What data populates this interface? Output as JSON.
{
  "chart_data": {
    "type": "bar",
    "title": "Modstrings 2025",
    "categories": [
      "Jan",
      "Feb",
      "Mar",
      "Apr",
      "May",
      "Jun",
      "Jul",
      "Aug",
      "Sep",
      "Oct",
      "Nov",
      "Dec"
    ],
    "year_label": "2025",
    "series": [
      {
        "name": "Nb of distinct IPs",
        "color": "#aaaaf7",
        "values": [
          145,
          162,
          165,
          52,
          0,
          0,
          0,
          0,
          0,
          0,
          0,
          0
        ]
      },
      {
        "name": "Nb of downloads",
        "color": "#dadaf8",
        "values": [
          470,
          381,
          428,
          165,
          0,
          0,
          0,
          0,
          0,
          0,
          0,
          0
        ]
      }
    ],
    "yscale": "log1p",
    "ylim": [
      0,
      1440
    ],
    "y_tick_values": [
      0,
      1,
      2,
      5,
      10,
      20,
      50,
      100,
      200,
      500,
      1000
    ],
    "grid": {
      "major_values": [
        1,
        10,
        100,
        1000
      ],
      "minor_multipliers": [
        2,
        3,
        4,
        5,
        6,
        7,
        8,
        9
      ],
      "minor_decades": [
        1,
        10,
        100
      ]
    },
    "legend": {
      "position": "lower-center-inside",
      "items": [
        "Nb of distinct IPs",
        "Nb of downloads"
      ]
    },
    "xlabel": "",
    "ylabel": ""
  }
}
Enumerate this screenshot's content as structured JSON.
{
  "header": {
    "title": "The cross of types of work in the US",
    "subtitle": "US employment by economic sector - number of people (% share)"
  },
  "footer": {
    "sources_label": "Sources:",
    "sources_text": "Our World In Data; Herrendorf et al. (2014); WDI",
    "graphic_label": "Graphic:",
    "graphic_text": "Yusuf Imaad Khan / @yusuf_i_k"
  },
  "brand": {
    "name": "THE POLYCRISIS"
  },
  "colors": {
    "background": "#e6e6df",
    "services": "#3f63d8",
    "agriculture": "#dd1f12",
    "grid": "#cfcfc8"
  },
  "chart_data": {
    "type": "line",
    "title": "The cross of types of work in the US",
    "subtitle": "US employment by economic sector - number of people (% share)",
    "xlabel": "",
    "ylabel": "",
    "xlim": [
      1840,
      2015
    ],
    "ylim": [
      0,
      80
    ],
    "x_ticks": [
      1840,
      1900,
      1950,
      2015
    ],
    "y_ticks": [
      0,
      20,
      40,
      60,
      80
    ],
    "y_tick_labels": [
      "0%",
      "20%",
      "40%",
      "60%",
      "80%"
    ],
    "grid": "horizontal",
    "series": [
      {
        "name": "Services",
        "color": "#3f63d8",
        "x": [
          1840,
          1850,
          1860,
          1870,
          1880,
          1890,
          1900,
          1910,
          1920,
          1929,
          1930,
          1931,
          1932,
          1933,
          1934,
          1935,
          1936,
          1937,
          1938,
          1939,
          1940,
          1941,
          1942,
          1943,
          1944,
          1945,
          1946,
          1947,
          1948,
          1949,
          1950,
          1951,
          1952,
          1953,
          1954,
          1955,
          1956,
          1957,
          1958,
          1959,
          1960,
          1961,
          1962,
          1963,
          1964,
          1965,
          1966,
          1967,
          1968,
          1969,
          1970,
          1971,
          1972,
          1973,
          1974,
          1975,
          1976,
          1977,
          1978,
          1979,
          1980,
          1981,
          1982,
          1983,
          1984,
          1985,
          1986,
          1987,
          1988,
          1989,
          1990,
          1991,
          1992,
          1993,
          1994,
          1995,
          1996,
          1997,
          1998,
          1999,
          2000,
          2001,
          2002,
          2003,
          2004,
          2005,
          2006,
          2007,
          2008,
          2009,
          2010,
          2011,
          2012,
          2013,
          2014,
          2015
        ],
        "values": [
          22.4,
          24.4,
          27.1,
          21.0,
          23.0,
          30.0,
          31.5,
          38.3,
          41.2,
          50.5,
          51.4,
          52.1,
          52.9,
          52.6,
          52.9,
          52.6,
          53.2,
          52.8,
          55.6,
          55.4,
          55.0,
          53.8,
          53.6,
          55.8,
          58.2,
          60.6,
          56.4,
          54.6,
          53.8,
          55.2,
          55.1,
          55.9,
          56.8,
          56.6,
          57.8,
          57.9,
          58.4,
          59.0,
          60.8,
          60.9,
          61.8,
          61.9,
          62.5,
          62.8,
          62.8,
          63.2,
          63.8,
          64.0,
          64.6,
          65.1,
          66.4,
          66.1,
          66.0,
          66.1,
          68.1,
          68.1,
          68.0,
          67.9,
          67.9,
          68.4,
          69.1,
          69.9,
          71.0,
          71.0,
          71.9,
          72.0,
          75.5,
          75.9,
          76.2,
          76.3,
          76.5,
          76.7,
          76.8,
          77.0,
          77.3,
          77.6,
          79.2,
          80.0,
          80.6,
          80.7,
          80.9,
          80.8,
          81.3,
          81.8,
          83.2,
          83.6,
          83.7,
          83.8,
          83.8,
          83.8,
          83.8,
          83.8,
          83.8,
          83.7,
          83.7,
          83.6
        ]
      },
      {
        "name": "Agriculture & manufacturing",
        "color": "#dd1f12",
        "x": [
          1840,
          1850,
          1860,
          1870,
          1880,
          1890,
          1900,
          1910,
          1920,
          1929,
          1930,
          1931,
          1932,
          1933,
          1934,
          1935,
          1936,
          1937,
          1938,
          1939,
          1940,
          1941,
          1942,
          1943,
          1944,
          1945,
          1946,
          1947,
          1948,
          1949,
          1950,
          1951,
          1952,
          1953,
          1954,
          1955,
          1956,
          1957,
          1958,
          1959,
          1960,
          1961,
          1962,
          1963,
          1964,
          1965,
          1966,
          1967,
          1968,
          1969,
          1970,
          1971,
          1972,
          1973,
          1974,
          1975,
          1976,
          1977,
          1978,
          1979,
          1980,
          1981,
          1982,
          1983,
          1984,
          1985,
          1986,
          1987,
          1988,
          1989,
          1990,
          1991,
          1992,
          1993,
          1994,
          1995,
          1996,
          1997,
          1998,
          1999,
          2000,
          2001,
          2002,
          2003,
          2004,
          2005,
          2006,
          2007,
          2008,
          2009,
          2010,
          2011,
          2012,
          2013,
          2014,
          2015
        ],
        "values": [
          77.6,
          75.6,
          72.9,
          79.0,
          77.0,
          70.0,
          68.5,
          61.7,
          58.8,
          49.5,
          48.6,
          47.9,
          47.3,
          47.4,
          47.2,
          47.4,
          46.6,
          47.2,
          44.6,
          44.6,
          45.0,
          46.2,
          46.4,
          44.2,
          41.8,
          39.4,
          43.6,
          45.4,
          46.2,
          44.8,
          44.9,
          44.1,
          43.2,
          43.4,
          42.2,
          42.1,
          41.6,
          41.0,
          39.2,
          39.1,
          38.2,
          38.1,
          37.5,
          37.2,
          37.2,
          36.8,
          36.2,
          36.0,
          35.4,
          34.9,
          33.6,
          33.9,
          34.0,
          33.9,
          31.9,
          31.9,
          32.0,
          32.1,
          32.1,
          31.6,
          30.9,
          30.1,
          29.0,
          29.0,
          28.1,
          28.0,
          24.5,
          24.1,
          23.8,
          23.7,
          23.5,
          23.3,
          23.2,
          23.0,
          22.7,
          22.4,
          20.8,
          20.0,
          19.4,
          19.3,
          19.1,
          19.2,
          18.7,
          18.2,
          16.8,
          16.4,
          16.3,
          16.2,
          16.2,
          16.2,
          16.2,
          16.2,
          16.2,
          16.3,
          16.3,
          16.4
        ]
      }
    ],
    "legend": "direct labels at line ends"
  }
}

**EXERCISE BRIEF**
Reproduce each record exactly as it appears.

**THE ANSWER**
What data populates this interface? Output as JSON.
{
  "chart_data": {
    "type": "bar",
    "title": "Modstrings 2025",
    "categories": [
      "Jan",
      "Feb",
      "Mar",
      "Apr",
      "May",
      "Jun",
      "Jul",
      "Aug",
      "Sep",
      "Oct",
      "Nov",
      "Dec"
    ],
    "year_label": "2025",
    "series": [
      {
        "name": "Nb of distinct IPs",
        "color": "#aaaaf7",
        "values": [
          145,
          162,
          165,
          52,
          0,
          0,
          0,
          0,
          0,
          0,
          0,
          0
        ]
      },
      {
        "name": "Nb of downloads",
        "color": "#dadaf8",
        "values": [
          470,
          381,
          428,
          165,
          0,
          0,
          0,
          0,
          0,
          0,
          0,
          0
        ]
      }
    ],
    "yscale": "log1p",
    "ylim": [
      0,
      1440
    ],
    "y_tick_values": [
      0,
      1,
      2,
      5,
      10,
      20,
      50,
      100,
      200,
      500,
      1000
    ],
    "grid": {
      "major_values": [
        1,
        10,
        100,
        1000
      ],
      "minor_multipliers": [
        2,
        3,
        4,
        5,
        6,
        7,
        8,
        9
      ],
      "minor_decades": [
        1,
        10,
        100
      ]
    },
    "legend": {
      "position": "lower-center-inside",
      "items": [
        "Nb of distinct IPs",
        "Nb of downloads"
      ]
    },
    "xlabel": "",
    "ylabel": ""
  }
}
Enumerate this screenshot's content as structured JSON.
{
  "header": {
    "title": "The cross of types of work in the US",
    "subtitle": "US employment by economic sector - number of people (% share)"
  },
  "footer": {
    "sources_label": "Sources:",
    "sources_text": "Our World In Data; Herrendorf et al. (2014); WDI",
    "graphic_label": "Graphic:",
    "graphic_text": "Yusuf Imaad Khan / @yusuf_i_k"
  },
  "brand": {
    "name": "THE POLYCRISIS"
  },
  "colors": {
    "background": "#e6e6df",
    "services": "#3f63d8",
    "agriculture": "#dd1f12",
    "grid": "#cfcfc8"
  },
  "chart_data": {
    "type": "line",
    "title": "The cross of types of work in the US",
    "subtitle": "US employment by economic sector - number of people (% share)",
    "xlabel": "",
    "ylabel": "",
    "xlim": [
      1840,
      2015
    ],
    "ylim": [
      0,
      80
    ],
    "x_ticks": [
      1840,
      1900,
      1950,
      2015
    ],
    "y_ticks": [
      0,
      20,
      40,
      60,
      80
    ],
    "y_tick_labels": [
      "0%",
      "20%",
      "40%",
      "60%",
      "80%"
    ],
    "grid": "horizontal",
    "series": [
      {
        "name": "Services",
        "color": "#3f63d8",
        "x": [
          1840,
          1850,
          1860,
          1870,
          1880,
          1890,
          1900,
          1910,
          1920,
          1929,
          1930,
          1931,
          1932,
          1933,
          1934,
          1935,
          1936,
          1937,
          1938,
          1939,
          1940,
          1941,
          1942,
          1943,
          1944,
          1945,
          1946,
          1947,
          1948,
          1949,
          1950,
          1951,
          1952,
          1953,
          1954,
          1955,
          1956,
          1957,
          1958,
          1959,
          1960,
          1961,
          1962,
          1963,
          1964,
          1965,
          1966,
          1967,
          1968,
          1969,
          1970,
          1971,
          1972,
          1973,
          1974,
          1975,
          1976,
          1977,
          1978,
          1979,
          1980,
          1981,
          1982,
          1983,
          1984,
          1985,
          1986,
          1987,
          1988,
          1989,
          1990,
          1991,
          1992,
          1993,
          1994,
          1995,
          1996,
          1997,
          1998,
          1999,
          2000,
          2001,
          2002,
          2003,
          2004,
          2005,
          2006,
          2007,
          2008,
          2009,
          2010,
          2011,
          2012,
          2013,
          2014,
          2015
        ],
        "values": [
          22.4,
          24.4,
          27.1,
          21.0,
          23.0,
          30.0,
          31.5,
          38.3,
          41.2,
          50.5,
          51.4,
          52.1,
          52.9,
          52.6,
          52.9,
          52.6,
          53.2,
          52.8,
          55.6,
          55.4,
          55.0,
          53.8,
          53.6,
          55.8,
          58.2,
          60.6,
          56.4,
          54.6,
          53.8,
          55.2,
          55.1,
          55.9,
          56.8,
          56.6,
          57.8,
          57.9,
          58.4,
          59.0,
          60.8,
          60.9,
          61.8,
          61.9,
          62.5,
          62.8,
          62.8,
          63.2,
          63.8,
          64.0,
          64.6,
          65.1,
          66.4,
          66.1,
          66.0,
          66.1,
          68.1,
          68.1,
          68.0,
          67.9,
          67.9,
          68.4,
          69.1,
          69.9,
          71.0,
          71.0,
          71.9,
          72.0,
          75.5,
          75.9,
          76.2,
          76.3,
          76.5,
          76.7,
          76.8,
          77.0,
          77.3,
          77.6,
          79.2,
          80.0,
          80.6,
          80.7,
          80.9,
          80.8,
          81.3,
          81.8,
          83.2,
          83.6,
          83.7,
          83.8,
          83.8,
          83.8,
          83.8,
          83.8,
          83.8,
          83.7,
          83.7,
          83.6
        ]
      },
      {
        "name": "Agriculture & manufacturing",
        "color": "#dd1f12",
        "x": [
          1840,
          1850,
          1860,
          1870,
          1880,
          1890,
          1900,
          1910,
          1920,
          1929,
          1930,
          1931,
          1932,
          1933,
          1934,
          1935,
          1936,
          1937,
          1938,
          1939,
          1940,
          1941,
          1942,
          1943,
          1944,
          1945,
          1946,
          1947,
          1948,
          1949,
          1950,
          1951,
          1952,
          1953,
          1954,
          1955,
          1956,
          1957,
          1958,
          1959,
          1960,
          1961,
          1962,
          1963,
          1964,
          1965,
          1966,
          1967,
          1968,
          1969,
          1970,
          1971,
          1972,
          1973,
          1974,
          1975,
          1976,
          1977,
          1978,
          1979,
          1980,
          1981,
          1982,
          1983,
          1984,
          1985,
          1986,
          1987,
          1988,
          1989,
          1990,
          1991,
          1992,
          1993,
          1994,
          1995,
          1996,
          1997,
          1998,
          1999,
          2000,
          2001,
          2002,
          2003,
          2004,
          2005,
          2006,
          2007,
          2008,
          2009,
          2010,
          2011,
          2012,
          2013,
          2014,
          2015
        ],
        "values": [
          77.6,
          75.6,
          72.9,
          79.0,
          77.0,
          70.0,
          68.5,
          61.7,
          58.8,
          49.5,
          48.6,
          47.9,
          47.3,
          47.4,
          47.2,
          47.4,
          46.6,
          47.2,
          44.6,
          44.6,
          45.0,
          46.2,
          46.4,
          44.2,
          41.8,
          39.4,
          43.6,
          45.4,
          46.2,
          44.8,
          44.9,
          44.1,
          43.2,
          43.4,
          42.2,
          42.1,
          41.6,
          41.0,
          39.2,
          39.1,
          38.2,
          38.1,
          37.5,
          37.2,
          37.2,
          36.8,
          36.2,
          36.0,
          35.4,
          34.9,
          33.6,
          33.9,
          34.0,
          33.9,
          31.9,
          31.9,
          32.0,
          32.1,
          32.1,
          31.6,
          30.9,
          30.1,
          29.0,
          29.0,
          28.1,
          28.0,
          24.5,
          24.1,
          23.8,
          23.7,
          23.5,
          23.3,
          23.2,
          23.0,
          22.7,
          22.4,
          20.8,
          20.0,
          19.4,
          19.3,
          19.1,
          19.2,
          18.7,
          18.2,
          16.8,
          16.4,
          16.3,
          16.2,
          16.2,
          16.2,
          16.2,
          16.2,
          16.2,
          16.3,
          16.3,
          16.4
        ]
      }
    ],
    "legend": "direct labels at line ends"
  }
}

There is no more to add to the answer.